→ **Exercise description**: Gather up all lines that carry the word "trước".

→ **Extracted material**:
#####

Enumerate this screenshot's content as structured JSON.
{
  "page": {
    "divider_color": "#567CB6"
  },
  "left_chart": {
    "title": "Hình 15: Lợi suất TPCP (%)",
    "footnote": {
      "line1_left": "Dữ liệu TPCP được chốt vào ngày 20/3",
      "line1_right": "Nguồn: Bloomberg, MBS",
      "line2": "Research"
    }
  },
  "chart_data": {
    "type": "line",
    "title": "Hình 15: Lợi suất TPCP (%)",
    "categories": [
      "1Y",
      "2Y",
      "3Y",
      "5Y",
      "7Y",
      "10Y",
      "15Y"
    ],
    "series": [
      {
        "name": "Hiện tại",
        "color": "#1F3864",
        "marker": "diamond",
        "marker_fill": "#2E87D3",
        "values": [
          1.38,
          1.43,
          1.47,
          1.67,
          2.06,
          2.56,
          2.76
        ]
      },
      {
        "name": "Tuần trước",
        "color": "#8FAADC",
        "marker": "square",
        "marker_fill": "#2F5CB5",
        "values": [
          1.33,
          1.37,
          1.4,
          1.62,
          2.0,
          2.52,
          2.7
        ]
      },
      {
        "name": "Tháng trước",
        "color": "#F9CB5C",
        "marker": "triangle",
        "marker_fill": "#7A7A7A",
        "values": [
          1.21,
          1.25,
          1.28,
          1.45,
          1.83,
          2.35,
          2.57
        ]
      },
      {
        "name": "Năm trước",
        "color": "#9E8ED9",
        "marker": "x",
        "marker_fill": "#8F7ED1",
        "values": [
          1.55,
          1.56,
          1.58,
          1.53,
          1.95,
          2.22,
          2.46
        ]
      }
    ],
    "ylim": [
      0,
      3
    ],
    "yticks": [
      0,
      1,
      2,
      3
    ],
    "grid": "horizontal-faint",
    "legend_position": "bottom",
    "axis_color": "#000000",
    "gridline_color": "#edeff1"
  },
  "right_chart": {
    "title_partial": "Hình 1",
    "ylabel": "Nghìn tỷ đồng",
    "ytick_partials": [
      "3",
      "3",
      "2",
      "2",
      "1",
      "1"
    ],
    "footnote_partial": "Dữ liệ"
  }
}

#####

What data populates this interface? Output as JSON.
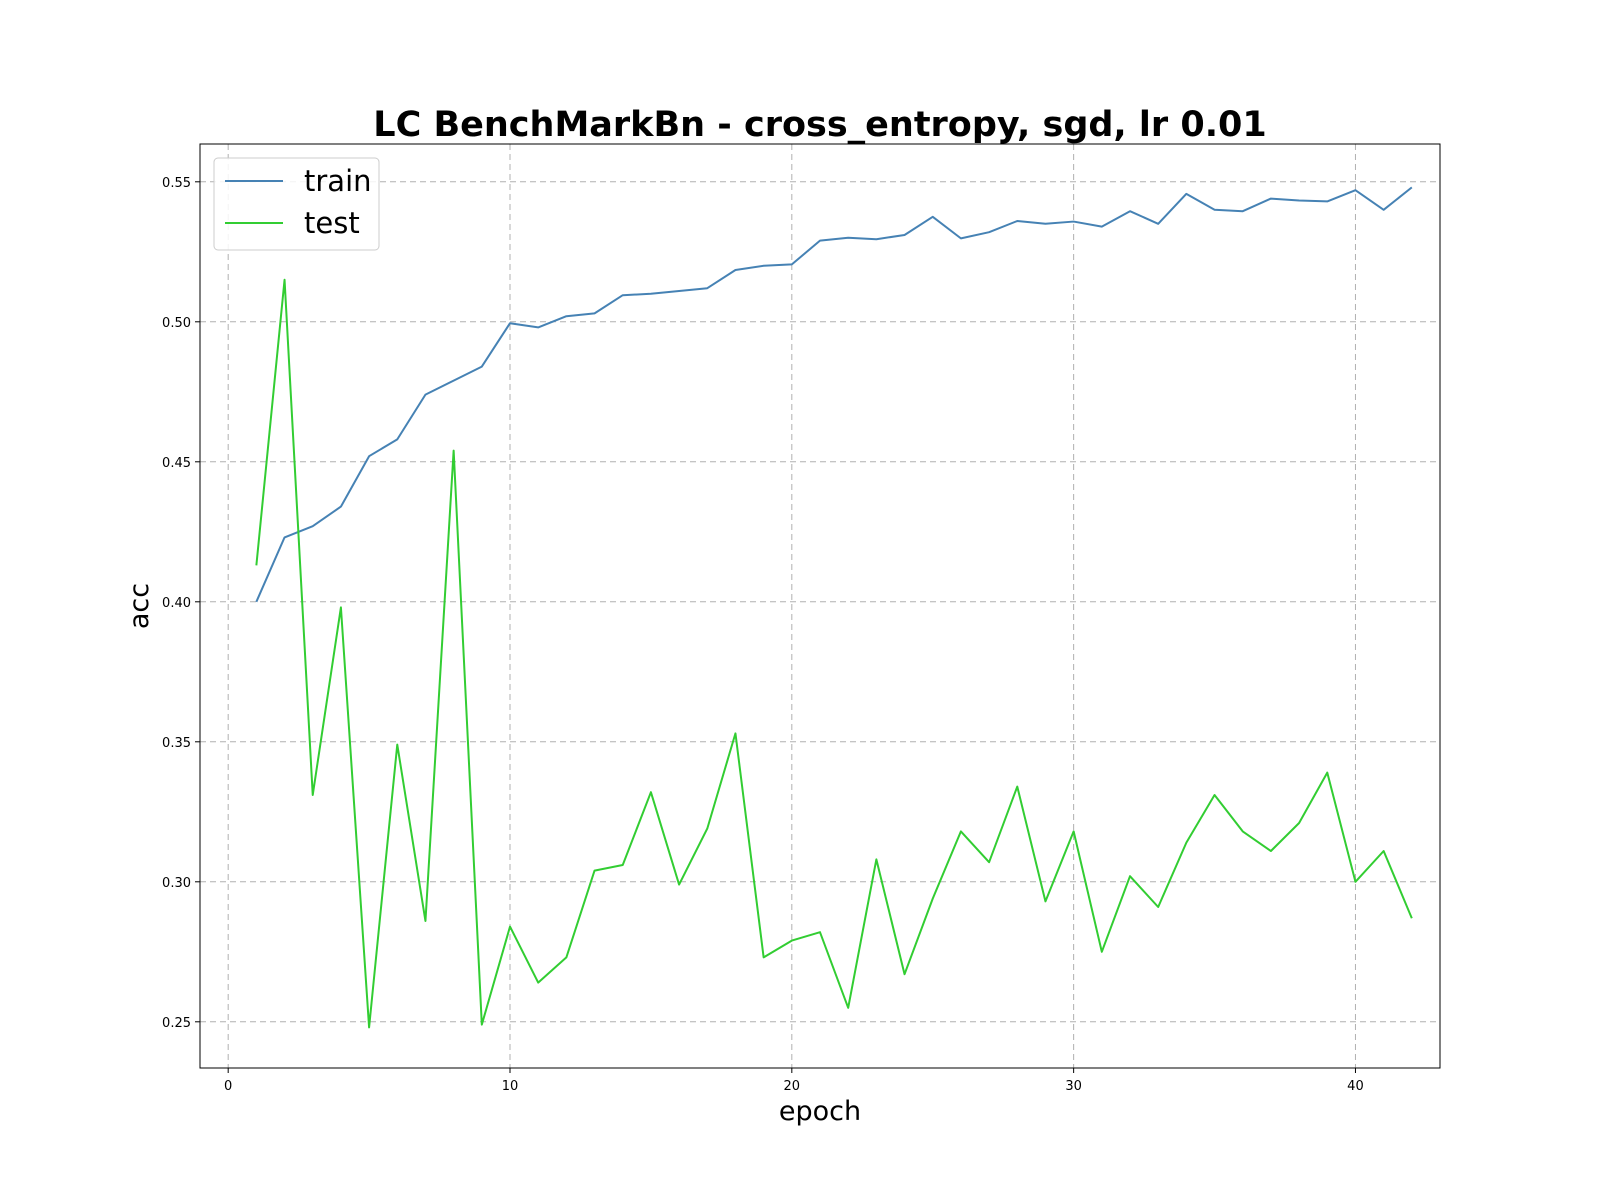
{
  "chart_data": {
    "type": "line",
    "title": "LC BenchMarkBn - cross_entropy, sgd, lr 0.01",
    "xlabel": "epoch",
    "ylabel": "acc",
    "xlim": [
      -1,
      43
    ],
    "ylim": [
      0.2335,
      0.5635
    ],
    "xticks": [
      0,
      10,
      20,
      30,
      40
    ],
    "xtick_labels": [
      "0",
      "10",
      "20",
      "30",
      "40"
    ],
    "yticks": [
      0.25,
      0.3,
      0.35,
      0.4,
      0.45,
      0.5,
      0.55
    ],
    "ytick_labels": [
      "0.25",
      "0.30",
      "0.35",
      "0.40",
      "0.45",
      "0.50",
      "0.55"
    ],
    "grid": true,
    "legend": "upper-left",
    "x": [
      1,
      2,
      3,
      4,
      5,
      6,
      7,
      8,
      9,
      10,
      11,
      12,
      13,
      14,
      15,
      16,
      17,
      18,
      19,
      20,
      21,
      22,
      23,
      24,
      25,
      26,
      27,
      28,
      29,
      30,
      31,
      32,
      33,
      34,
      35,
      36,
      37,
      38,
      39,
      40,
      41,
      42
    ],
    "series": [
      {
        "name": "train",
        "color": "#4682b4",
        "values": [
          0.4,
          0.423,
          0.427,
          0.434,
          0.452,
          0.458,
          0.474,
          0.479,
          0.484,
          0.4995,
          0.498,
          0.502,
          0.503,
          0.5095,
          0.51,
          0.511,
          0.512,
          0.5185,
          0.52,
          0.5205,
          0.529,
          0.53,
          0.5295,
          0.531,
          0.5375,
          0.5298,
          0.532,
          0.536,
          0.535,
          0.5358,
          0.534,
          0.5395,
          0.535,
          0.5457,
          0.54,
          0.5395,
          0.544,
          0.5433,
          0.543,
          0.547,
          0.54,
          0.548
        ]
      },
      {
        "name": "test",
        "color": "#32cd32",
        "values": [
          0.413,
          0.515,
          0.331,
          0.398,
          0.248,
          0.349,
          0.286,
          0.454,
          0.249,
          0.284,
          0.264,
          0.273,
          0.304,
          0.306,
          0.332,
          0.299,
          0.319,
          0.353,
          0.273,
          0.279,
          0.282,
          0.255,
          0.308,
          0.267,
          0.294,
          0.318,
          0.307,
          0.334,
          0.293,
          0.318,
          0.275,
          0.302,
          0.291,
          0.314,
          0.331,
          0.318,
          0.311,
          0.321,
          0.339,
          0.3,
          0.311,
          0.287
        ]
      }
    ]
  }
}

#####

→ **Response to this exercise**:
        "name": "Tuần trước",
        "name": "Tháng trước",
        "name": "Năm trước",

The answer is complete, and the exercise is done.